What the exercise asks
Will you transcribe all the entries word for word, skipping the pictures they hold?

Exercise materials
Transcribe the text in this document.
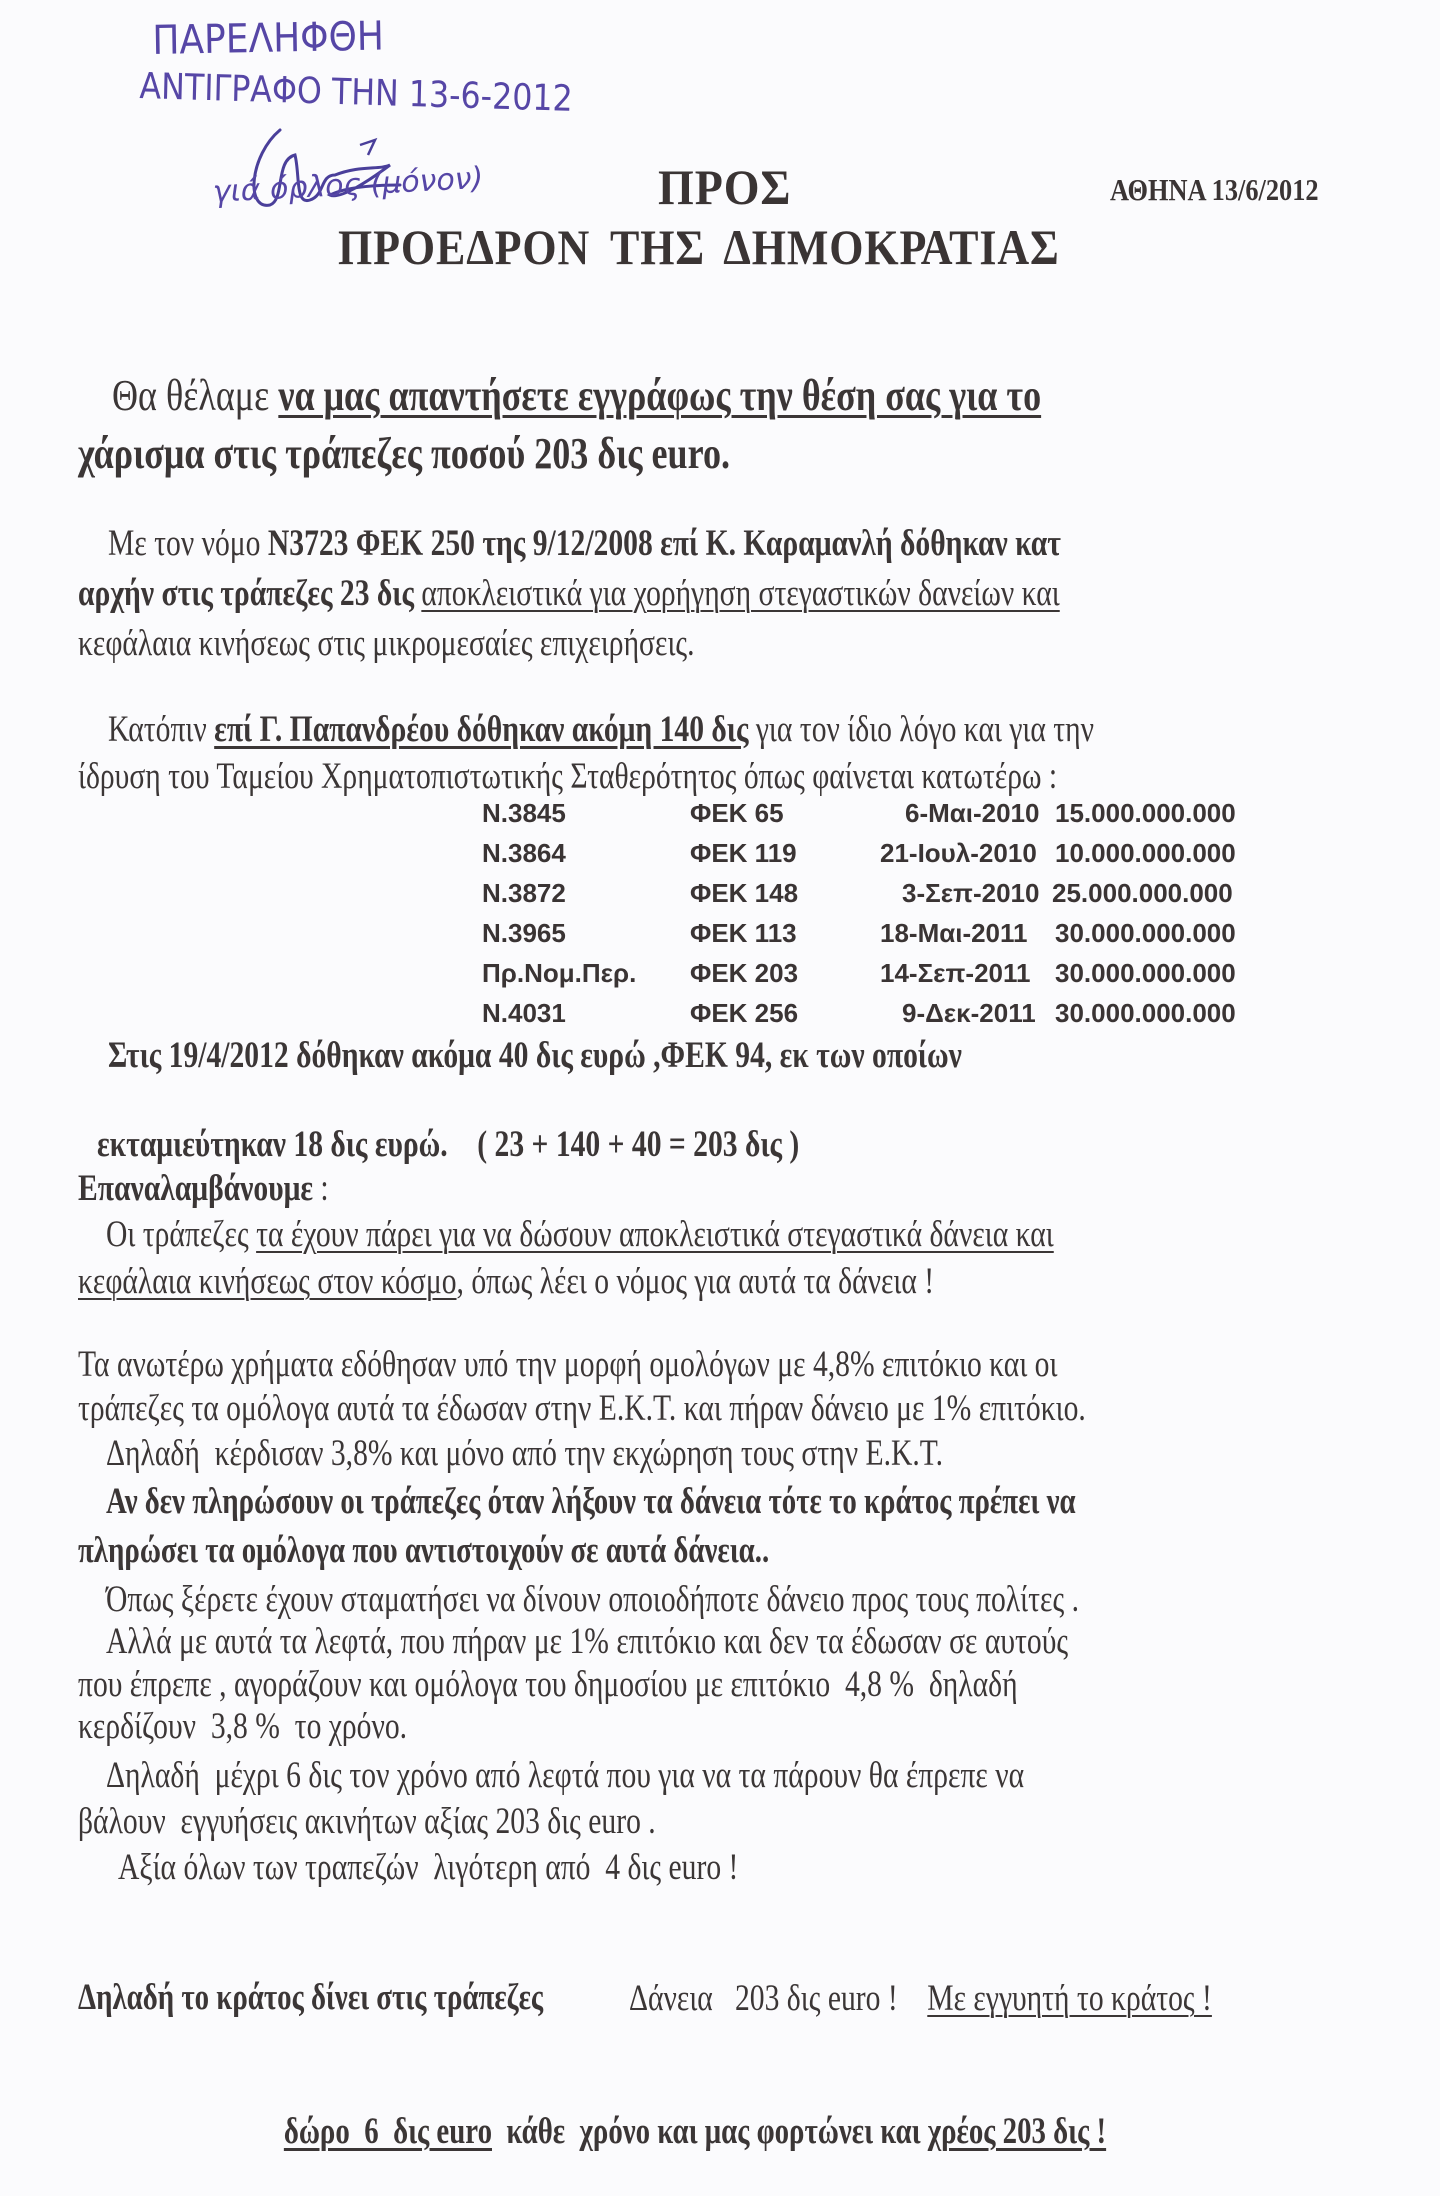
ΠΑΡΕΛΗΦΘΗ
ΑΝΤΙΓΡΑΦΟ ΤΗΝ 13-6-2012
γιά όρλος (μόνον)	ΠΡΟΣ	ΑΘΗΝΑ 13/6/2012
ΠΡΟΕΔΡΟΝ ΤΗΣ ΔΗΜΟΚΡΑΤΙΑΣ
Θα θέλαμε να μας απαντήσετε εγγράφως την θέση σας για το
χάρισμα στις τράπεζες ποσού 203 δις euro.
Με τον νόμο N3723 ΦΕΚ 250 της 9/12/2008 επί Κ. Καραμανλή δόθηκαν κατ
αρχήν στις τράπεζες 23 δις αποκλειστικά για χορήγηση στεγαστικών δανείων και
κεφάλαια κινήσεως στις μικρομεσαίες επιχειρήσεις.
Κατόπιν επί Γ. Παπανδρέου δόθηκαν ακόμη 140 δις για τον ίδιο λόγο και για την
ίδρυση του Ταμείου Χρηματοπιστωτικής Σταθερότητος όπως φαίνεται κατωτέρω :
N.3845	ΦΕΚ 65	6-Μαι-2010 15.000.000.000
N.3864	ΦΕΚ 119	21-Ιουλ-2010 10.000.000.000
N.3872	ΦΕΚ 148	3-Σεπ-2010 25.000.000.000
N.3965	ΦΕΚ 113	18-Μαι-2011 30.000.000.000
Πρ.Νομ.Περ. ΦΕΚ 203	14-Σεπ-2011 30.000.000.000
N.4031	ΦΕΚ 256	9-Δεκ-2011 30.000.000.000
Στις 19/4/2012 δόθηκαν ακόμα 40 δις ευρώ ,ΦΕΚ 94, εκ των οποίων

εκταμιεύτηκαν 18 δις ευρώ.    ( 23 + 140 + 40 = 203 δις )

Επαναλαμβάνουμε :
Οι τράπεζες τα έχουν πάρει για να δώσουν αποκλειστικά στεγαστικά δάνεια και
κεφάλαια κινήσεως στον κόσμο, όπως λέει ο νόμος για αυτά τα δάνεια !
Τα ανωτέρω χρήματα εδόθησαν υπό την μορφή ομολόγων με 4,8% επιτόκιο και οι
τράπεζες τα ομόλογα αυτά τα έδωσαν στην Ε.Κ.Τ. και πήραν δάνειο με 1% επιτόκιο.
Δηλαδή  κέρδισαν 3,8% και μόνο από την εκχώρηση τους στην Ε.Κ.Τ.
Αν δεν πληρώσουν οι τράπεζες όταν λήξουν τα δάνεια τότε το κράτος πρέπει να
πληρώσει τα ομόλογα που αντιστοιχούν σε αυτά δάνεια..
Όπως ξέρετε έχουν σταματήσει να δίνουν οποιοδήποτε δάνειο προς τους πολίτες .
Αλλά με αυτά τα λεφτά, που πήραν με 1% επιτόκιο και δεν τα έδωσαν σε αυτούς
που έπρεπε , αγοράζουν και ομόλογα του δημοσίου με επιτόκιο  4,8 %  δηλαδή
κερδίζουν  3,8 %  το χρόνο.
Δηλαδή  μέχρι 6 δις τον χρόνο από λεφτά που για να τα πάρουν θα έπρεπε να
βάλουν  εγγυήσεις ακινήτων αξίας 203 δις euro .
Αξία όλων των τραπεζών  λιγότερη από  4 δις euro !

Δάνεια   203 δις euro !    Με εγγυητή το κράτος !

Δηλαδή το κράτος δίνει στις τράπεζες

δώρο  6  δις euro  κάθε  χρόνο και μας φορτώνει και χρέος 203 δις !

The response
Transcribe the text in this document.
ΠΑΡΕΛΗΦΘΗ
ΑΝΤΙΓΡΑΦΟ ΤΗΝ 13-6-2012
γιά όρλος (μόνον)	ΠΡΟΣ	ΑΘΗΝΑ 13/6/2012
ΠΡΟΕΔΡΟΝ ΤΗΣ ΔΗΜΟΚΡΑΤΙΑΣ
Θα θέλαμε να μας απαντήσετε εγγράφως την θέση σας για το
χάρισμα στις τράπεζες ποσού 203 δις euro.
Με τον νόμο N3723 ΦΕΚ 250 της 9/12/2008 επί Κ. Καραμανλή δόθηκαν κατ
αρχήν στις τράπεζες 23 δις αποκλειστικά για χορήγηση στεγαστικών δανείων και
κεφάλαια κινήσεως στις μικρομεσαίες επιχειρήσεις.
Κατόπιν επί Γ. Παπανδρέου δόθηκαν ακόμη 140 δις για τον ίδιο λόγο και για την
ίδρυση του Ταμείου Χρηματοπιστωτικής Σταθερότητος όπως φαίνεται κατωτέρω :
N.3845	ΦΕΚ 65	6-Μαι-2010 15.000.000.000
N.3864	ΦΕΚ 119	21-Ιουλ-2010 10.000.000.000
N.3872	ΦΕΚ 148	3-Σεπ-2010 25.000.000.000
N.3965	ΦΕΚ 113	18-Μαι-2011 30.000.000.000
Πρ.Νομ.Περ. ΦΕΚ 203	14-Σεπ-2011 30.000.000.000
N.4031	ΦΕΚ 256	9-Δεκ-2011 30.000.000.000
Στις 19/4/2012 δόθηκαν ακόμα 40 δις ευρώ ,ΦΕΚ 94, εκ των οποίων

εκταμιεύτηκαν 18 δις ευρώ.    ( 23 + 140 + 40 = 203 δις )

Επαναλαμβάνουμε :
Οι τράπεζες τα έχουν πάρει για να δώσουν αποκλειστικά στεγαστικά δάνεια και
κεφάλαια κινήσεως στον κόσμο, όπως λέει ο νόμος για αυτά τα δάνεια !
Τα ανωτέρω χρήματα εδόθησαν υπό την μορφή ομολόγων με 4,8% επιτόκιο και οι
τράπεζες τα ομόλογα αυτά τα έδωσαν στην Ε.Κ.Τ. και πήραν δάνειο με 1% επιτόκιο.
Δηλαδή  κέρδισαν 3,8% και μόνο από την εκχώρηση τους στην Ε.Κ.Τ.
Αν δεν πληρώσουν οι τράπεζες όταν λήξουν τα δάνεια τότε το κράτος πρέπει να
πληρώσει τα ομόλογα που αντιστοιχούν σε αυτά δάνεια..
Όπως ξέρετε έχουν σταματήσει να δίνουν οποιοδήποτε δάνειο προς τους πολίτες .
Αλλά με αυτά τα λεφτά, που πήραν με 1% επιτόκιο και δεν τα έδωσαν σε αυτούς
που έπρεπε , αγοράζουν και ομόλογα του δημοσίου με επιτόκιο  4,8 %  δηλαδή
κερδίζουν  3,8 %  το χρόνο.
Δηλαδή  μέχρι 6 δις τον χρόνο από λεφτά που για να τα πάρουν θα έπρεπε να
βάλουν  εγγυήσεις ακινήτων αξίας 203 δις euro .
Αξία όλων των τραπεζών  λιγότερη από  4 δις euro !

Δάνεια   203 δις euro !    Με εγγυητή το κράτος !

Δηλαδή το κράτος δίνει στις τράπεζες

δώρο  6  δις euro  κάθε  χρόνο και μας φορτώνει και χρέος 203 δις !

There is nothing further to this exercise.